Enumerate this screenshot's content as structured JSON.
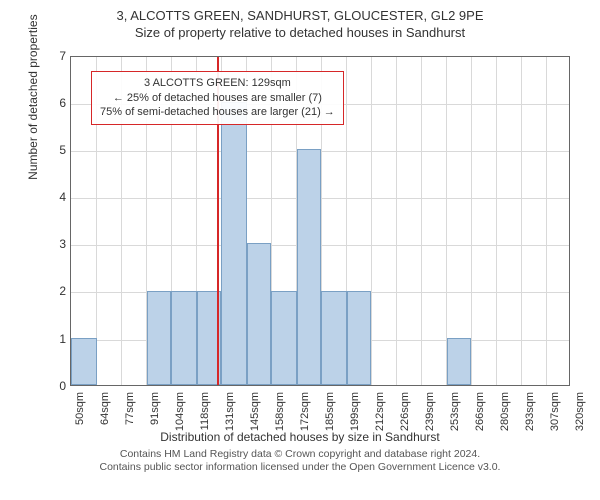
{
  "title_main": "3, ALCOTTS GREEN, SANDHURST, GLOUCESTER, GL2 9PE",
  "title_sub": "Size of property relative to detached houses in Sandhurst",
  "chart": {
    "type": "histogram",
    "xlabel": "Distribution of detached houses by size in Sandhurst",
    "ylabel": "Number of detached properties",
    "x_ticks": [
      "50sqm",
      "64sqm",
      "77sqm",
      "91sqm",
      "104sqm",
      "118sqm",
      "131sqm",
      "145sqm",
      "158sqm",
      "172sqm",
      "185sqm",
      "199sqm",
      "212sqm",
      "226sqm",
      "239sqm",
      "253sqm",
      "266sqm",
      "280sqm",
      "293sqm",
      "307sqm",
      "320sqm"
    ],
    "x_min": 50,
    "x_max": 320,
    "y_min": 0,
    "y_max": 7,
    "y_tick_step": 1,
    "grid_color": "#d9d9d9",
    "axis_color": "#666666",
    "background_color": "#ffffff",
    "bar_fill": "#bcd2e8",
    "bar_border": "#7aa0c4",
    "bars": [
      {
        "start": 50,
        "end": 64,
        "count": 1
      },
      {
        "start": 91,
        "end": 104,
        "count": 2
      },
      {
        "start": 104,
        "end": 118,
        "count": 2
      },
      {
        "start": 118,
        "end": 131,
        "count": 2
      },
      {
        "start": 131,
        "end": 145,
        "count": 6
      },
      {
        "start": 145,
        "end": 158,
        "count": 3
      },
      {
        "start": 158,
        "end": 172,
        "count": 2
      },
      {
        "start": 172,
        "end": 185,
        "count": 5
      },
      {
        "start": 185,
        "end": 199,
        "count": 2
      },
      {
        "start": 199,
        "end": 212,
        "count": 2
      },
      {
        "start": 253,
        "end": 266,
        "count": 1
      }
    ],
    "reference_line": {
      "value": 129,
      "color": "#d62728"
    },
    "annotation": {
      "line1": "3 ALCOTTS GREEN: 129sqm",
      "line2": "← 25% of detached houses are smaller (7)",
      "line3": "75% of semi-detached houses are larger (21) →",
      "border_color": "#d62728"
    }
  },
  "footer_line1": "Contains HM Land Registry data © Crown copyright and database right 2024.",
  "footer_line2": "Contains public sector information licensed under the Open Government Licence v3.0."
}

**Aim:** Output an exact copy of the material, with the pictures removed.

**Problem solution:**
Enumerate this screenshot's content as structured JSON.
{
  "title_main": "3, ALCOTTS GREEN, SANDHURST, GLOUCESTER, GL2 9PE",
  "title_sub": "Size of property relative to detached houses in Sandhurst",
  "chart": {
    "type": "histogram",
    "xlabel": "Distribution of detached houses by size in Sandhurst",
    "ylabel": "Number of detached properties",
    "x_ticks": [
      "50sqm",
      "64sqm",
      "77sqm",
      "91sqm",
      "104sqm",
      "118sqm",
      "131sqm",
      "145sqm",
      "158sqm",
      "172sqm",
      "185sqm",
      "199sqm",
      "212sqm",
      "226sqm",
      "239sqm",
      "253sqm",
      "266sqm",
      "280sqm",
      "293sqm",
      "307sqm",
      "320sqm"
    ],
    "x_min": 50,
    "x_max": 320,
    "y_min": 0,
    "y_max": 7,
    "y_tick_step": 1,
    "grid_color": "#d9d9d9",
    "axis_color": "#666666",
    "background_color": "#ffffff",
    "bar_fill": "#bcd2e8",
    "bar_border": "#7aa0c4",
    "bars": [
      {
        "start": 50,
        "end": 64,
        "count": 1
      },
      {
        "start": 91,
        "end": 104,
        "count": 2
      },
      {
        "start": 104,
        "end": 118,
        "count": 2
      },
      {
        "start": 118,
        "end": 131,
        "count": 2
      },
      {
        "start": 131,
        "end": 145,
        "count": 6
      },
      {
        "start": 145,
        "end": 158,
        "count": 3
      },
      {
        "start": 158,
        "end": 172,
        "count": 2
      },
      {
        "start": 172,
        "end": 185,
        "count": 5
      },
      {
        "start": 185,
        "end": 199,
        "count": 2
      },
      {
        "start": 199,
        "end": 212,
        "count": 2
      },
      {
        "start": 253,
        "end": 266,
        "count": 1
      }
    ],
    "reference_line": {
      "value": 129,
      "color": "#d62728"
    },
    "annotation": {
      "line1": "3 ALCOTTS GREEN: 129sqm",
      "line2": "← 25% of detached houses are smaller (7)",
      "line3": "75% of semi-detached houses are larger (21) →",
      "border_color": "#d62728"
    }
  },
  "footer_line1": "Contains HM Land Registry data © Crown copyright and database right 2024.",
  "footer_line2": "Contains public sector information licensed under the Open Government Licence v3.0."
}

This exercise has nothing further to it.